### Problem requirements:
Retype the material word for word, beginning with its first line and ending with the line that contains "select-switch-icon-15[interactable]: ✦ [243,396,258,411]".

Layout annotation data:
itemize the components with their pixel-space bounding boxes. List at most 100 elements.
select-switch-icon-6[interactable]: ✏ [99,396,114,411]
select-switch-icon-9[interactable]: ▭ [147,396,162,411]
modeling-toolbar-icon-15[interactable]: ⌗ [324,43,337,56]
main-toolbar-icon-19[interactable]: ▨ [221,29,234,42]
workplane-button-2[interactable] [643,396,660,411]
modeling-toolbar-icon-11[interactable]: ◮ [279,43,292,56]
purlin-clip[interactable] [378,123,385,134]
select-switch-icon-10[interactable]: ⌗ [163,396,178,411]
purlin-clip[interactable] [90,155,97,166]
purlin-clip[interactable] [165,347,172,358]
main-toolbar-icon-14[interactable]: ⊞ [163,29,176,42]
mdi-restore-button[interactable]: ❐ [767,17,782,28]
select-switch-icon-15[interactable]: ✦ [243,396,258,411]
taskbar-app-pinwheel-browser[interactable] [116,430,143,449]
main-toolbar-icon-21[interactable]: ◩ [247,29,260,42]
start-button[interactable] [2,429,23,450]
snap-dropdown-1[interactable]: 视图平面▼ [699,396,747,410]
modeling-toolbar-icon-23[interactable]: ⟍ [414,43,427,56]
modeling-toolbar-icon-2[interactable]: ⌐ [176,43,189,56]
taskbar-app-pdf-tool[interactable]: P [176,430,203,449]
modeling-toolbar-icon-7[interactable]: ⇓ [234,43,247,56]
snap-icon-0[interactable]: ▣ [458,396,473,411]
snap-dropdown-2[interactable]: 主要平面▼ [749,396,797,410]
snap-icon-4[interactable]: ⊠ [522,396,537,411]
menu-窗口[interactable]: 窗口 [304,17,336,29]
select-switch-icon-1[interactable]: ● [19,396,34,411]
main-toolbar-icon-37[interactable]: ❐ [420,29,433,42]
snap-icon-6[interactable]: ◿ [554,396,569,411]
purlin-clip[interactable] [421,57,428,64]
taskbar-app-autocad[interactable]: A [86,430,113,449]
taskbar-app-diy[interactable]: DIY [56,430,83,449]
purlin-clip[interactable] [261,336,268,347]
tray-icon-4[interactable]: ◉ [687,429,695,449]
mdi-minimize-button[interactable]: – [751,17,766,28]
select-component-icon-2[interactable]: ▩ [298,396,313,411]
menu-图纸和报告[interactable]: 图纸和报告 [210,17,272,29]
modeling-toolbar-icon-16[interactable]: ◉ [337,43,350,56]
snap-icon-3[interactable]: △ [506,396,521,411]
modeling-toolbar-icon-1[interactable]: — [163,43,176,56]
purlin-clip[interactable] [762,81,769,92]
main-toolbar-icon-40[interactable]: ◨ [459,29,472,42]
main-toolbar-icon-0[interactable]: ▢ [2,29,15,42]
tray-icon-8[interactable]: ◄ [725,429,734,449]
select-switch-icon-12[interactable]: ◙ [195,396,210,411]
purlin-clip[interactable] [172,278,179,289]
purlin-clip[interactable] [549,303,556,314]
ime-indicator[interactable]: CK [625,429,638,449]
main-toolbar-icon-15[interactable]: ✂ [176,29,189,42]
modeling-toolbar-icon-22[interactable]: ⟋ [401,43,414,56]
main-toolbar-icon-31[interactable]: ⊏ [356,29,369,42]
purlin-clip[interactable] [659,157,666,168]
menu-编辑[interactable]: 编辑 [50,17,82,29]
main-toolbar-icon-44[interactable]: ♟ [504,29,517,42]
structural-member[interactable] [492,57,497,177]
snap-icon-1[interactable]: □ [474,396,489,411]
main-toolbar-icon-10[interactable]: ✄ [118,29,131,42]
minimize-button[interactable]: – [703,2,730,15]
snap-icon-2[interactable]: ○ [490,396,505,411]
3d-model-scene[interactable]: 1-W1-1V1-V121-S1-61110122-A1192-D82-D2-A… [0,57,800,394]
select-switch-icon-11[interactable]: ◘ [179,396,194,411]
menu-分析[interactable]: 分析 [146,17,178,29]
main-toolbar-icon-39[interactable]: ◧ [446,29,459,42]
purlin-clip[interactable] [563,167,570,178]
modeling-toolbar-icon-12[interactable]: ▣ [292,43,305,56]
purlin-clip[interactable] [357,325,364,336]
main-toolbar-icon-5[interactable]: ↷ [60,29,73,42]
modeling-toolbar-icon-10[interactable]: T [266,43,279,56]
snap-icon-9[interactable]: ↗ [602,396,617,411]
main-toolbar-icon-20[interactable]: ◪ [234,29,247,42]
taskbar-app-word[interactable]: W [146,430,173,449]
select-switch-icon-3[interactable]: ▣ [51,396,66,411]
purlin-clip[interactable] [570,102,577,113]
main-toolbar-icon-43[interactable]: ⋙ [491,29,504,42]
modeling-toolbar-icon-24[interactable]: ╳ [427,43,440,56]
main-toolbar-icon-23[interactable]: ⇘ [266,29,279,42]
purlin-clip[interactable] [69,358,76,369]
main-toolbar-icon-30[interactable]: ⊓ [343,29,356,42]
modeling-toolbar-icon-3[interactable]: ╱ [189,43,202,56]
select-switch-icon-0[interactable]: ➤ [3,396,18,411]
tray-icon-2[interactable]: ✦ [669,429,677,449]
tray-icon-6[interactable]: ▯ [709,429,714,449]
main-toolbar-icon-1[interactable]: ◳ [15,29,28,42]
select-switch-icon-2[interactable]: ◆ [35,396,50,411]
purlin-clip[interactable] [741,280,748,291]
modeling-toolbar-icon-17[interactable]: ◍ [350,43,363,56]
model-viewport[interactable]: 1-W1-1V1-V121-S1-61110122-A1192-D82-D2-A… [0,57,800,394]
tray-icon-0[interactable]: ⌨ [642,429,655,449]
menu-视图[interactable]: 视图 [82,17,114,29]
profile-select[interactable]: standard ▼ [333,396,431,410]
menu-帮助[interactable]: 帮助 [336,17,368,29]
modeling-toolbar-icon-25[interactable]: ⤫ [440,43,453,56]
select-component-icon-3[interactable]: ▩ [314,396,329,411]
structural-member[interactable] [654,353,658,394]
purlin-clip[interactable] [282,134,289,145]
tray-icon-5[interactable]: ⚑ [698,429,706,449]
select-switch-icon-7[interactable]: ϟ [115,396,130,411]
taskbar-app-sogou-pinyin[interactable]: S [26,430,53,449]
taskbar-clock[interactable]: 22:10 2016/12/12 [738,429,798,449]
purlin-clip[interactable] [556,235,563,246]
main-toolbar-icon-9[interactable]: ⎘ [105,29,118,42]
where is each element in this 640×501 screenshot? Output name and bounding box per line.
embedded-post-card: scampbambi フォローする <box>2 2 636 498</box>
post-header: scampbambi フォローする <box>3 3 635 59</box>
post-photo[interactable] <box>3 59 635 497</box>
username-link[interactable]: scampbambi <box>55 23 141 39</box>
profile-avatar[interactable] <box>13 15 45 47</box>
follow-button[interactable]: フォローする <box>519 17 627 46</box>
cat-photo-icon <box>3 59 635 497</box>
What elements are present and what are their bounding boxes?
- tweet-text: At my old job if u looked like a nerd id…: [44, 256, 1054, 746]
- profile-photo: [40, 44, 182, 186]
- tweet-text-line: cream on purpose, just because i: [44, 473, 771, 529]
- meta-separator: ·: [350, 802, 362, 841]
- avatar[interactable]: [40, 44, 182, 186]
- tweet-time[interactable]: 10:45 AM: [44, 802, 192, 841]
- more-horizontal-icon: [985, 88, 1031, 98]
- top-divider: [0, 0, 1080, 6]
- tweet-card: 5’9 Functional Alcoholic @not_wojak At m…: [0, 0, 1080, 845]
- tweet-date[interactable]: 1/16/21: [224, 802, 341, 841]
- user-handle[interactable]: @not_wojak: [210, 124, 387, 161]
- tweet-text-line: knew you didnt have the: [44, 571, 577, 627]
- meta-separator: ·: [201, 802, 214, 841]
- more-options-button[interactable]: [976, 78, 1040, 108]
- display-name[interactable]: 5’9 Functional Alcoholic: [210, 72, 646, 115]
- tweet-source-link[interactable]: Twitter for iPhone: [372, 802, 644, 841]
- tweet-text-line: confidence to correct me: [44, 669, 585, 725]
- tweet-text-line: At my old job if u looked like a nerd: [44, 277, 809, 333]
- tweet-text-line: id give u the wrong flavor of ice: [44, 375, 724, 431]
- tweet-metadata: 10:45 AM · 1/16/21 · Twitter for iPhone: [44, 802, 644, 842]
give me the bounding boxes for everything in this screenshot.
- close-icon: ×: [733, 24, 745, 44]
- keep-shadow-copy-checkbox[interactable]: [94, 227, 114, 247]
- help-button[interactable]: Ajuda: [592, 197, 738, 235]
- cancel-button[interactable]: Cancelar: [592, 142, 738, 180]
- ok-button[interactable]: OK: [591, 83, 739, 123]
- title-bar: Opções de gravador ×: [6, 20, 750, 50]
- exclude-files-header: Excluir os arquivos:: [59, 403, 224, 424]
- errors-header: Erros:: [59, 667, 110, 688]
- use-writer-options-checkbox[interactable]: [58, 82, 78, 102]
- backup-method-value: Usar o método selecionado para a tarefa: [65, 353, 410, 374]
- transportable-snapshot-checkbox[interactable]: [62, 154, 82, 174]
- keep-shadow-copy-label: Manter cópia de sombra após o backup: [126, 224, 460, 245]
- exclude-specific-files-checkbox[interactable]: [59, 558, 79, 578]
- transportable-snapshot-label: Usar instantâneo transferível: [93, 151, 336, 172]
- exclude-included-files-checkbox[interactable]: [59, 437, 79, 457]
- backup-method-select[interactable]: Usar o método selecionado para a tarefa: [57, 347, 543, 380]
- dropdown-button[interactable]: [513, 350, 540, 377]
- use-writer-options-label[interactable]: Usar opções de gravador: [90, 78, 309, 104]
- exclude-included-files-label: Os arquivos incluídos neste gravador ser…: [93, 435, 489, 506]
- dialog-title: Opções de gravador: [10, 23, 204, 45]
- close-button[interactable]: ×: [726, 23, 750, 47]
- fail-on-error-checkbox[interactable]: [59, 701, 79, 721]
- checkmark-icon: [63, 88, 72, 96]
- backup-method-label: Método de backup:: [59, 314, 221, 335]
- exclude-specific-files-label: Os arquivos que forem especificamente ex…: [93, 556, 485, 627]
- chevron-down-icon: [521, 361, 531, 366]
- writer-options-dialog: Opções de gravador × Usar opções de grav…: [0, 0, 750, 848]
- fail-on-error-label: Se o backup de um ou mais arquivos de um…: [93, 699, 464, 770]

### Answer to this problem:
itemize the components with their pixel-space bounding boxes. List at most 100 elements.
select-switch-icon-6[interactable]: ✏ [99,396,114,411]
select-switch-icon-9[interactable]: ▭ [147,396,162,411]
modeling-toolbar-icon-15[interactable]: ⌗ [324,43,337,56]
main-toolbar-icon-19[interactable]: ▨ [221,29,234,42]
workplane-button-2[interactable] [643,396,660,411]
modeling-toolbar-icon-11[interactable]: ◮ [279,43,292,56]
purlin-clip[interactable] [378,123,385,134]
select-switch-icon-10[interactable]: ⌗ [163,396,178,411]
purlin-clip[interactable] [90,155,97,166]
purlin-clip[interactable] [165,347,172,358]
main-toolbar-icon-14[interactable]: ⊞ [163,29,176,42]
mdi-restore-button[interactable]: ❐ [767,17,782,28]
select-switch-icon-15[interactable]: ✦ [243,396,258,411]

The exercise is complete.